(begin)
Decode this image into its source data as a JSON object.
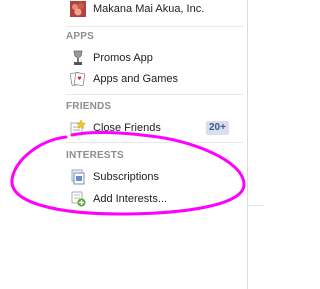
{
  "pages": {
    "label": "Makana Mai Akua, Inc."
  },
  "apps": {
    "header": "APPS",
    "items": [
      {
        "label": "Promos App",
        "icon": "promos-app-icon"
      },
      {
        "label": "Apps and Games",
        "icon": "apps-and-games-icon"
      }
    ]
  },
  "friends": {
    "header": "FRIENDS",
    "items": [
      {
        "label": "Close Friends",
        "icon": "close-friends-icon",
        "badge": "20+"
      }
    ]
  },
  "interests": {
    "header": "INTERESTS",
    "items": [
      {
        "label": "Subscriptions",
        "icon": "subscriptions-icon"
      },
      {
        "label": "Add Interests...",
        "icon": "add-interests-icon"
      }
    ]
  },
  "colors": {
    "annotation": "#ff00ff",
    "badge_bg": "#d8dfea",
    "badge_text": "#3b5998"
  }
}
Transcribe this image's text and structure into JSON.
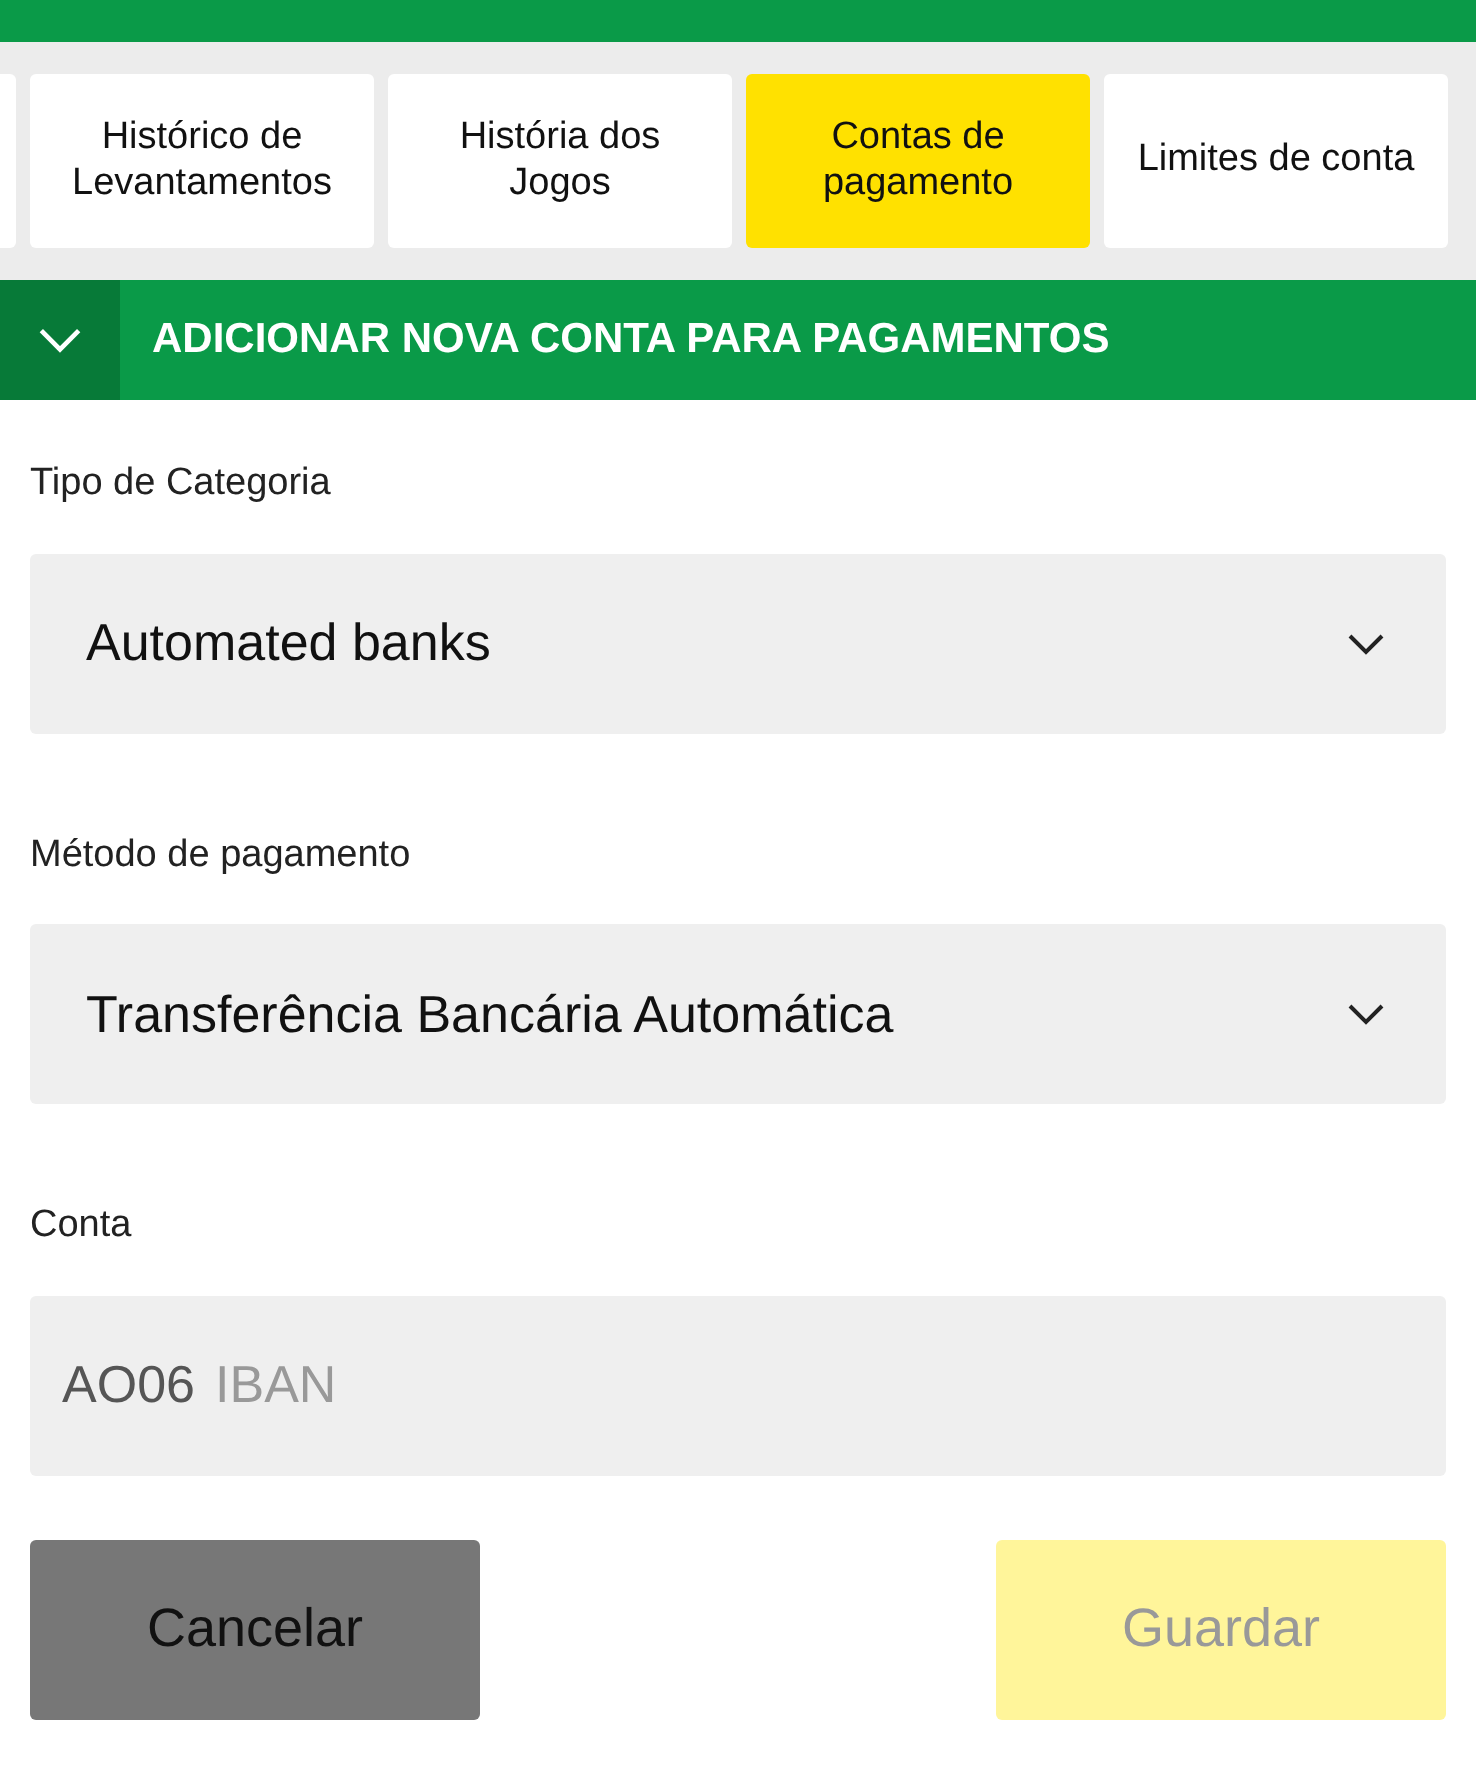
(end)
* Aim of the task: The listing above needs to be output again exactly. Don't include the pictures.

* Exercise solution:
Decode this image into its source data as a JSON object.
{
  "pages": {
    "label": "Makana Mai Akua, Inc."
  },
  "apps": {
    "header": "APPS",
    "items": [
      {
        "label": "Promos App",
        "icon": "promos-app-icon"
      },
      {
        "label": "Apps and Games",
        "icon": "apps-and-games-icon"
      }
    ]
  },
  "friends": {
    "header": "FRIENDS",
    "items": [
      {
        "label": "Close Friends",
        "icon": "close-friends-icon",
        "badge": "20+"
      }
    ]
  },
  "interests": {
    "header": "INTERESTS",
    "items": [
      {
        "label": "Subscriptions",
        "icon": "subscriptions-icon"
      },
      {
        "label": "Add Interests...",
        "icon": "add-interests-icon"
      }
    ]
  },
  "colors": {
    "annotation": "#ff00ff",
    "badge_bg": "#d8dfea",
    "badge_text": "#3b5998"
  }
}
Transcribe this image's text and structure into JSON.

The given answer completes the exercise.